Data entries for graphics
▽

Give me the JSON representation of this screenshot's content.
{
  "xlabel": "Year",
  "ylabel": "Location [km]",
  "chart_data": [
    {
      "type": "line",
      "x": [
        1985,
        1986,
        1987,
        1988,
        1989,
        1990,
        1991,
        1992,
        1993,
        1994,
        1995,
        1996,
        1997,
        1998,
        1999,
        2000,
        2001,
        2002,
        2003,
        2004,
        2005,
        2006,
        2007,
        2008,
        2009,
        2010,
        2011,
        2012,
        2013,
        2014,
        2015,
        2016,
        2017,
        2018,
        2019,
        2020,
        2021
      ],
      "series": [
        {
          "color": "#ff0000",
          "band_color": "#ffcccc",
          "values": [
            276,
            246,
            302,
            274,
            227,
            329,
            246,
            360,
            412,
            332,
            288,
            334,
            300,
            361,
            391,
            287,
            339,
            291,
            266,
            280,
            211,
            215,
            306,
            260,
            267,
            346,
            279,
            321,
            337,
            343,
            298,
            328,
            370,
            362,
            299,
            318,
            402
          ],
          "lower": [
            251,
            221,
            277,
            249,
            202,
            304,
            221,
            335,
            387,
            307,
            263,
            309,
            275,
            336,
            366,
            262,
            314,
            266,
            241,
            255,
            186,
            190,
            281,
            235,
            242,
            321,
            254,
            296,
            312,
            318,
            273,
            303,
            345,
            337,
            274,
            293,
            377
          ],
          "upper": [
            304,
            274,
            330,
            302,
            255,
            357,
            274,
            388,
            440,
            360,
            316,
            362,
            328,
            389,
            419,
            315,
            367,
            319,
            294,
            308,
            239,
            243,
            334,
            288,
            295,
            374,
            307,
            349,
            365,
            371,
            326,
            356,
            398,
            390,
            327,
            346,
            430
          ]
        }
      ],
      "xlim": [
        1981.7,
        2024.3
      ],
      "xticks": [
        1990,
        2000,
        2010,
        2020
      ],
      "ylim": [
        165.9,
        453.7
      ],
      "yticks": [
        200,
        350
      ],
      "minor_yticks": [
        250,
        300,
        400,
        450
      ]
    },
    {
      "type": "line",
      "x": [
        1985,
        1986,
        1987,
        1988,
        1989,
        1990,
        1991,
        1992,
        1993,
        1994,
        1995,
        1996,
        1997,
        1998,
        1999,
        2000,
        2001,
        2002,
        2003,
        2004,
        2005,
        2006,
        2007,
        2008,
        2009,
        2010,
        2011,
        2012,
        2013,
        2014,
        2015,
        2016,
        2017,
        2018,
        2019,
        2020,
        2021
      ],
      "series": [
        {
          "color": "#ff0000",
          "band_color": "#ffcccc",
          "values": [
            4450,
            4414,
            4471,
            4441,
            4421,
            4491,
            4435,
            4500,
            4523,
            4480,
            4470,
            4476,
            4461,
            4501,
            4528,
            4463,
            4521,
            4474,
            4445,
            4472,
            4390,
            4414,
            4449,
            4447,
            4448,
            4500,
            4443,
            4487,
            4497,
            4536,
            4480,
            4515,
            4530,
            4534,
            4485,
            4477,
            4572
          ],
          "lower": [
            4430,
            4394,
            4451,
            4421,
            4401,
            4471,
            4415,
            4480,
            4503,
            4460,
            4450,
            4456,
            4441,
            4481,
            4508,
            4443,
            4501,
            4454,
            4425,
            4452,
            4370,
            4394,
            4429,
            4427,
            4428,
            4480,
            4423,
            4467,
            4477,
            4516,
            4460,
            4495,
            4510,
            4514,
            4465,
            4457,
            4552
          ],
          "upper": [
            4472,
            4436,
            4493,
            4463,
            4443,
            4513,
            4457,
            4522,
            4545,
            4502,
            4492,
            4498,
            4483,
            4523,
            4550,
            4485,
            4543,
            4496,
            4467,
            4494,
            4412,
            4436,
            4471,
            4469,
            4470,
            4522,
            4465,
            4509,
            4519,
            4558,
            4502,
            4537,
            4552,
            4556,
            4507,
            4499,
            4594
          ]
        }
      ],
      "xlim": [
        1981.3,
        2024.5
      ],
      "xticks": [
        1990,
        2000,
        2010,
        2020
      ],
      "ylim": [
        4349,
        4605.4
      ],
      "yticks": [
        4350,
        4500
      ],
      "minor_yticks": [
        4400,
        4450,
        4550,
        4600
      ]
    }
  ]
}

△

Problem to solve: Repeat all the records. Match each line exactly.

Final result:
Give me the JSON representation of this screenshot's content.
{
  "xlabel": "Year",
  "ylabel": "Location [km]",
  "chart_data": [
    {
      "type": "line",
      "x": [
        1985,
        1986,
        1987,
        1988,
        1989,
        1990,
        1991,
        1992,
        1993,
        1994,
        1995,
        1996,
        1997,
        1998,
        1999,
        2000,
        2001,
        2002,
        2003,
        2004,
        2005,
        2006,
        2007,
        2008,
        2009,
        2010,
        2011,
        2012,
        2013,
        2014,
        2015,
        2016,
        2017,
        2018,
        2019,
        2020,
        2021
      ],
      "series": [
        {
          "color": "#ff0000",
          "band_color": "#ffcccc",
          "values": [
            276,
            246,
            302,
            274,
            227,
            329,
            246,
            360,
            412,
            332,
            288,
            334,
            300,
            361,
            391,
            287,
            339,
            291,
            266,
            280,
            211,
            215,
            306,
            260,
            267,
            346,
            279,
            321,
            337,
            343,
            298,
            328,
            370,
            362,
            299,
            318,
            402
          ],
          "lower": [
            251,
            221,
            277,
            249,
            202,
            304,
            221,
            335,
            387,
            307,
            263,
            309,
            275,
            336,
            366,
            262,
            314,
            266,
            241,
            255,
            186,
            190,
            281,
            235,
            242,
            321,
            254,
            296,
            312,
            318,
            273,
            303,
            345,
            337,
            274,
            293,
            377
          ],
          "upper": [
            304,
            274,
            330,
            302,
            255,
            357,
            274,
            388,
            440,
            360,
            316,
            362,
            328,
            389,
            419,
            315,
            367,
            319,
            294,
            308,
            239,
            243,
            334,
            288,
            295,
            374,
            307,
            349,
            365,
            371,
            326,
            356,
            398,
            390,
            327,
            346,
            430
          ]
        }
      ],
      "xlim": [
        1981.7,
        2024.3
      ],
      "xticks": [
        1990,
        2000,
        2010,
        2020
      ],
      "ylim": [
        165.9,
        453.7
      ],
      "yticks": [
        200,
        350
      ],
      "minor_yticks": [
        250,
        300,
        400,
        450
      ]
    },
    {
      "type": "line",
      "x": [
        1985,
        1986,
        1987,
        1988,
        1989,
        1990,
        1991,
        1992,
        1993,
        1994,
        1995,
        1996,
        1997,
        1998,
        1999,
        2000,
        2001,
        2002,
        2003,
        2004,
        2005,
        2006,
        2007,
        2008,
        2009,
        2010,
        2011,
        2012,
        2013,
        2014,
        2015,
        2016,
        2017,
        2018,
        2019,
        2020,
        2021
      ],
      "series": [
        {
          "color": "#ff0000",
          "band_color": "#ffcccc",
          "values": [
            4450,
            4414,
            4471,
            4441,
            4421,
            4491,
            4435,
            4500,
            4523,
            4480,
            4470,
            4476,
            4461,
            4501,
            4528,
            4463,
            4521,
            4474,
            4445,
            4472,
            4390,
            4414,
            4449,
            4447,
            4448,
            4500,
            4443,
            4487,
            4497,
            4536,
            4480,
            4515,
            4530,
            4534,
            4485,
            4477,
            4572
          ],
          "lower": [
            4430,
            4394,
            4451,
            4421,
            4401,
            4471,
            4415,
            4480,
            4503,
            4460,
            4450,
            4456,
            4441,
            4481,
            4508,
            4443,
            4501,
            4454,
            4425,
            4452,
            4370,
            4394,
            4429,
            4427,
            4428,
            4480,
            4423,
            4467,
            4477,
            4516,
            4460,
            4495,
            4510,
            4514,
            4465,
            4457,
            4552
          ],
          "upper": [
            4472,
            4436,
            4493,
            4463,
            4443,
            4513,
            4457,
            4522,
            4545,
            4502,
            4492,
            4498,
            4483,
            4523,
            4550,
            4485,
            4543,
            4496,
            4467,
            4494,
            4412,
            4436,
            4471,
            4469,
            4470,
            4522,
            4465,
            4509,
            4519,
            4558,
            4502,
            4537,
            4552,
            4556,
            4507,
            4499,
            4594
          ]
        }
      ],
      "xlim": [
        1981.3,
        2024.5
      ],
      "xticks": [
        1990,
        2000,
        2010,
        2020
      ],
      "ylim": [
        4349,
        4605.4
      ],
      "yticks": [
        4350,
        4500
      ],
      "minor_yticks": [
        4400,
        4450,
        4550,
        4600
      ]
    }
  ]
}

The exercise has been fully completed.